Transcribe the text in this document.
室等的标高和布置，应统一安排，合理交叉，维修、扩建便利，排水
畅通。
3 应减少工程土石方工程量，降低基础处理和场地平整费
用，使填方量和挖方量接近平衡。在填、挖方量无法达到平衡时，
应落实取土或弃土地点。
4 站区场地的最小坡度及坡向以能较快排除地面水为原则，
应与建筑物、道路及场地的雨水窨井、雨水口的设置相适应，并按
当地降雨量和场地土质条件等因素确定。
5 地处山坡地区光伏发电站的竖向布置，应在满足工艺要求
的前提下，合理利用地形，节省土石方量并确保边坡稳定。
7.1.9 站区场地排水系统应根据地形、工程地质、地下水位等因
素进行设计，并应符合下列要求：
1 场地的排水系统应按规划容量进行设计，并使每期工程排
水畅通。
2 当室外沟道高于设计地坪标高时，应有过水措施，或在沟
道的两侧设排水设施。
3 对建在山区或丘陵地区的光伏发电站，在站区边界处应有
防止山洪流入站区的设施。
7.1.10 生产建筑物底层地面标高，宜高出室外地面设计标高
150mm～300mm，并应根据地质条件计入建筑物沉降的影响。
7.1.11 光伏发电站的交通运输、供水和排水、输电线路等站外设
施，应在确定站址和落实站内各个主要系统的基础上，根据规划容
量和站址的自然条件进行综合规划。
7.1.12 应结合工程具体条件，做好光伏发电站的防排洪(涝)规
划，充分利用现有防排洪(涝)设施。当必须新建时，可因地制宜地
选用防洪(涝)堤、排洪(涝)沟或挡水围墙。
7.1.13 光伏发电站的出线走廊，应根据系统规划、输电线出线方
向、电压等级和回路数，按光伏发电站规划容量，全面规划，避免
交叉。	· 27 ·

__________

* _Exercise details_
Give the records above again, word for word.

* _Solution to the exercise_
Transcribe the text in this document.
室等的标高和布置，应统一安排，合理交叉，维修、扩建便利，排水
畅通。
3 应减少工程土石方工程量，降低基础处理和场地平整费
用，使填方量和挖方量接近平衡。在填、挖方量无法达到平衡时，
应落实取土或弃土地点。
4 站区场地的最小坡度及坡向以能较快排除地面水为原则，
应与建筑物、道路及场地的雨水窨井、雨水口的设置相适应，并按
当地降雨量和场地土质条件等因素确定。
5 地处山坡地区光伏发电站的竖向布置，应在满足工艺要求
的前提下，合理利用地形，节省土石方量并确保边坡稳定。
7.1.9 站区场地排水系统应根据地形、工程地质、地下水位等因
素进行设计，并应符合下列要求：
1 场地的排水系统应按规划容量进行设计，并使每期工程排
水畅通。
2 当室外沟道高于设计地坪标高时，应有过水措施，或在沟
道的两侧设排水设施。
3 对建在山区或丘陵地区的光伏发电站，在站区边界处应有
防止山洪流入站区的设施。
7.1.10 生产建筑物底层地面标高，宜高出室外地面设计标高
150mm～300mm，并应根据地质条件计入建筑物沉降的影响。
7.1.11 光伏发电站的交通运输、供水和排水、输电线路等站外设
施，应在确定站址和落实站内各个主要系统的基础上，根据规划容
量和站址的自然条件进行综合规划。
7.1.12 应结合工程具体条件，做好光伏发电站的防排洪(涝)规
划，充分利用现有防排洪(涝)设施。当必须新建时，可因地制宜地
选用防洪(涝)堤、排洪(涝)沟或挡水围墙。
7.1.13 光伏发电站的出线走廊，应根据系统规划、输电线出线方
向、电压等级和回路数，按光伏发电站规划容量，全面规划，避免
交叉。	· 27 ·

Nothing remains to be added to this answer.